━━ Extracted data

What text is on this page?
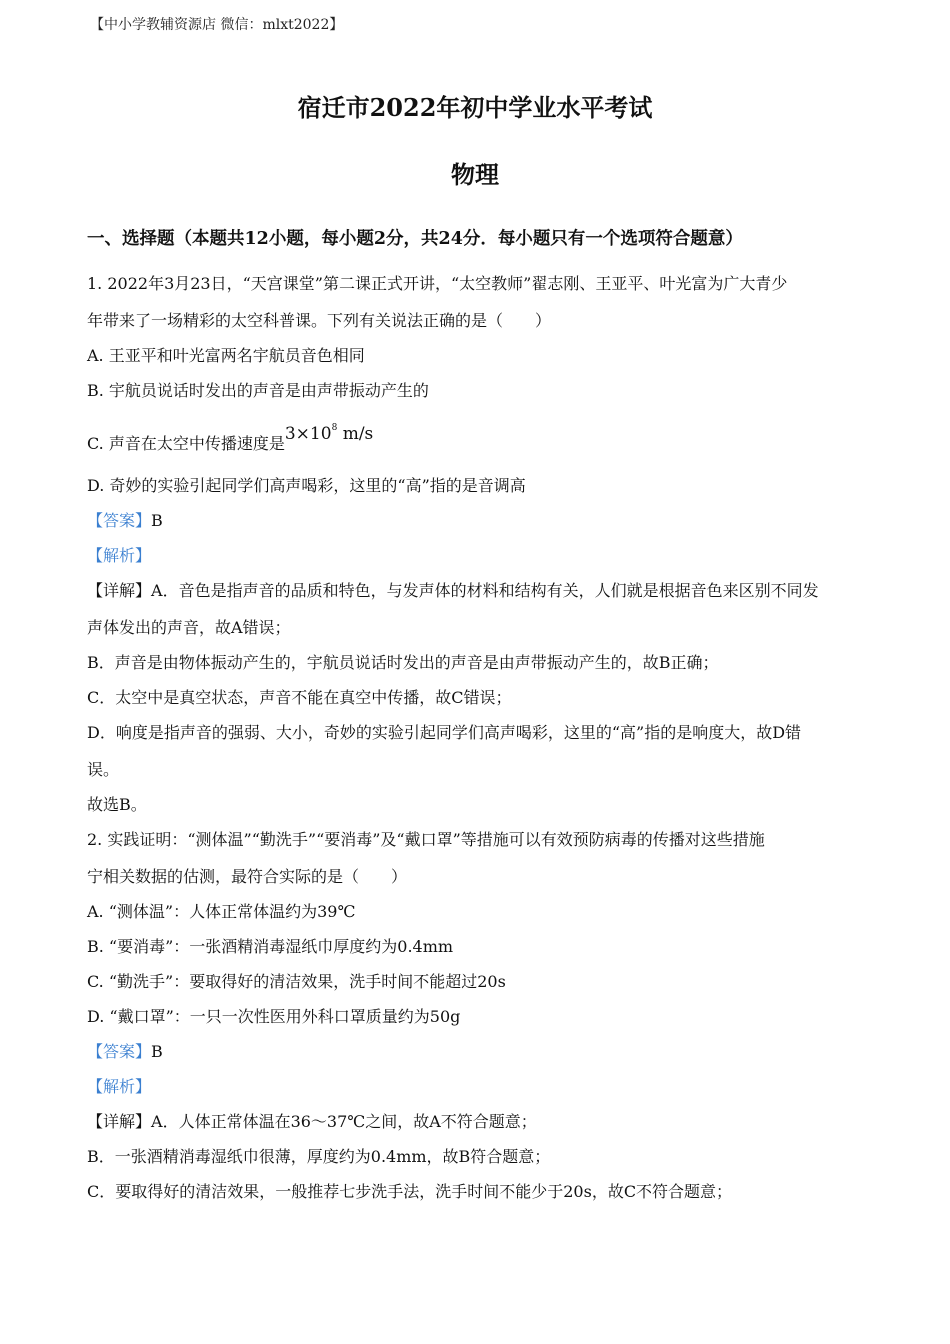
【中小学教辅资源店 微信：mlxt2022】
宿迁市2022年初中学业水平考试
物理
一、选择题（本题共12小题，每小题2分，共24分．每小题只有一个选项符合题意）
1. 2022年3月23日，“天宫课堂”第二课正式开讲，“太空教师”翟志刚、王亚平、叶光富为广大青少
年带来了一场精彩的太空科普课。下列有关说法正确的是（　　）
A. 王亚平和叶光富两名宇航员音色相同
B. 宇航员说话时发出的声音是由声带振动产生的
C. 声音在太空中传播速度是$3\times 10^8$ m/s
D. 奇妙的实验引起同学们高声喝彩，这里的“高”指的是音调高
【答案】B
【解析】
【详解】A．音色是指声音的品质和特色，与发声体的材料和结构有关，人们就是根据音色来区别不同发
声体发出的声音，故A错误；
B．声音是由物体振动产生的，宇航员说话时发出的声音是由声带振动产生的，故B正确；
C．太空中是真空状态，声音不能在真空中传播，故C错误；
D．响度是指声音的强弱、大小，奇妙的实验引起同学们高声喝彩，这里的“高”指的是响度大，故D错
误。
故选B。
2. 实践证明：“测体温”“勤洗手”“要消毒”及“戴口罩”等措施可以有效预防病毒的传播对这些措施
宁相关数据的估测，最符合实际的是（　　）
A. “测体温”：人体正常体温约为39℃
B. “要消毒”：一张酒精消毒湿纸巾厚度约为0.4mm
C. “勤洗手”：要取得好的清洁效果，洗手时间不能超过20s
D. “戴口罩”：一只一次性医用外科口罩质量约为50g
【答案】B
【解析】
【详解】A．人体正常体温在36～37℃之间，故A不符合题意；
B．一张酒精消毒湿纸巾很薄，厚度约为0.4mm，故B符合题意；
C．要取得好的清洁效果，一般推荐七步洗手法，洗手时间不能少于20s，故C不符合题意；
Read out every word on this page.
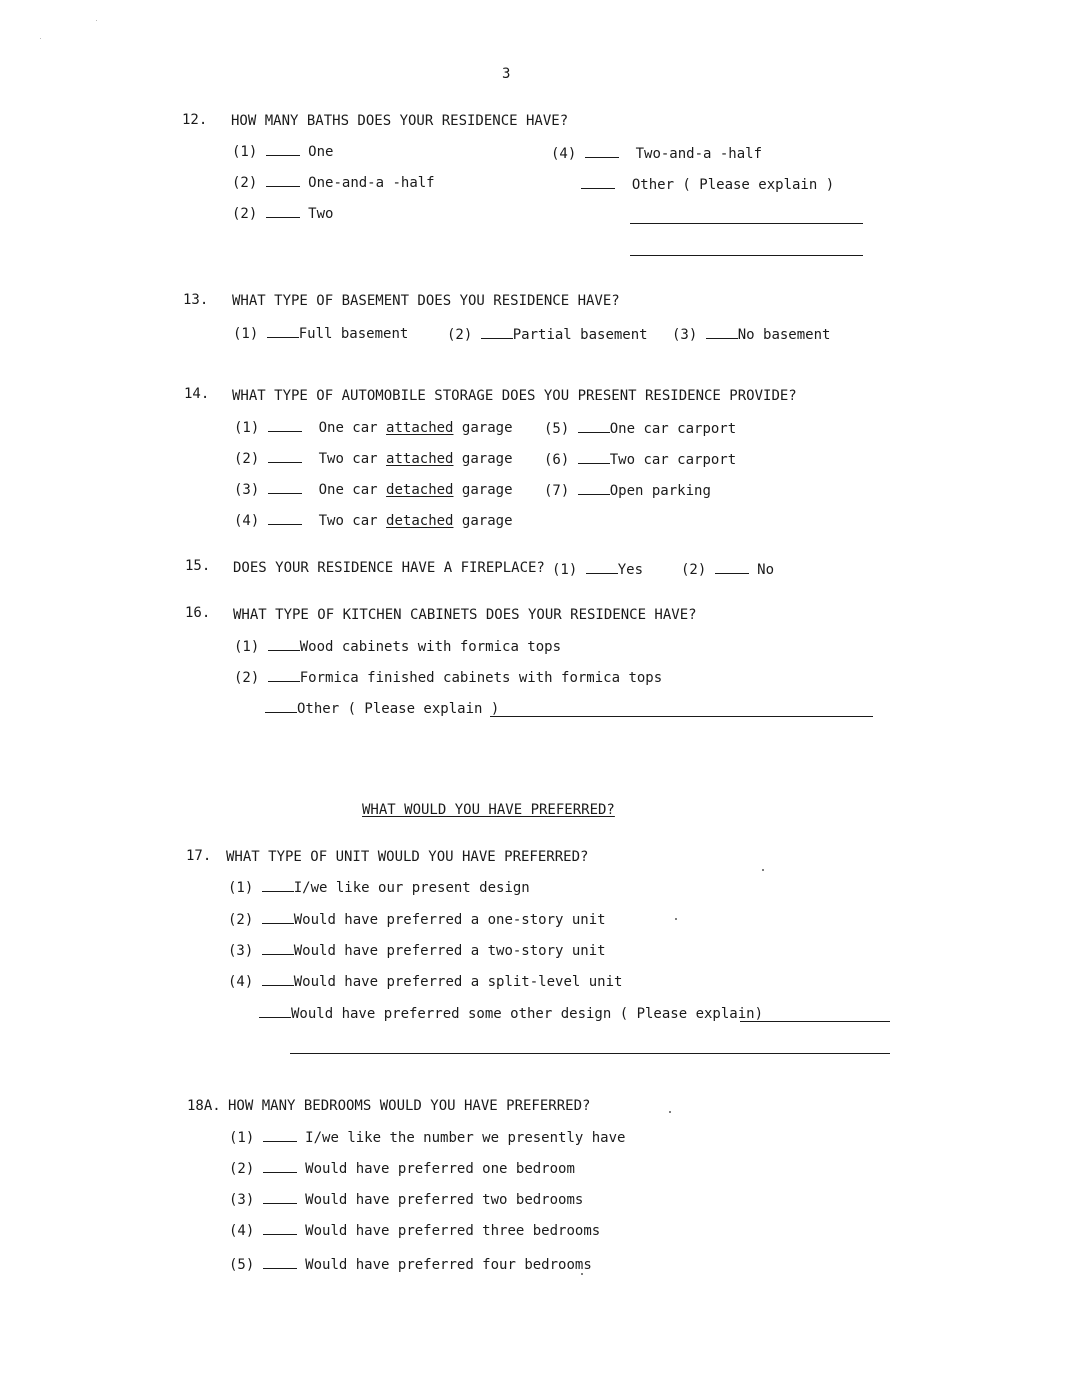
3
12. HOW MANY BATHS DOES YOUR RESIDENCE HAVE?
(1)	One
(2)	One-and-a -half
(2)	Two
(4)	Two-and-a -half
Other ( Please explain )
13. WHAT TYPE OF BASEMENT DOES YOU RESIDENCE HAVE?
(1)	Full basement	(2)	Partial basement (3)	No basement
14. WHAT TYPE OF AUTOMOBILE STORAGE DOES YOU PRESENT RESIDENCE PROVIDE?
(1)	One car attached garage
(2)	Two car attached garage
(3)	One car detached garage
(4)	Two car detached garage
(5)	One car carport
(6)	Two car carport
(7)	Open parking
15. DOES YOUR RESIDENCE HAVE A FIREPLACE? (1)	Yes	(2)	No
16. WHAT TYPE OF KITCHEN CABINETS DOES YOUR RESIDENCE HAVE?
(1)	Wood cabinets with formica tops
(2)	Formica finished cabinets with formica tops
Other ( Please explain )
WHAT WOULD YOU HAVE PREFERRED?
17. WHAT TYPE OF UNIT WOULD YOU HAVE PREFERRED?
(1)	I/we like our present design
(2)	Would have preferred a one-story unit
(3)	Would have preferred a two-story unit
(4)	Would have preferred a split-level unit
Would have preferred some other design ( Please explain)
18A. HOW MANY BEDROOMS WOULD YOU HAVE PREFERRED?
(1)	I/we like the number we presently have
(2)	Would have preferred one bedroom
(3)	Would have preferred two bedrooms
(4)	Would have preferred three bedrooms
(5)	Would have preferred four bedrooms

━━━━

Select every line in the records above that contains the word "with".

▸ Written response
(1)	Wood cabinets with formica tops
(2)	Formica finished cabinets with formica tops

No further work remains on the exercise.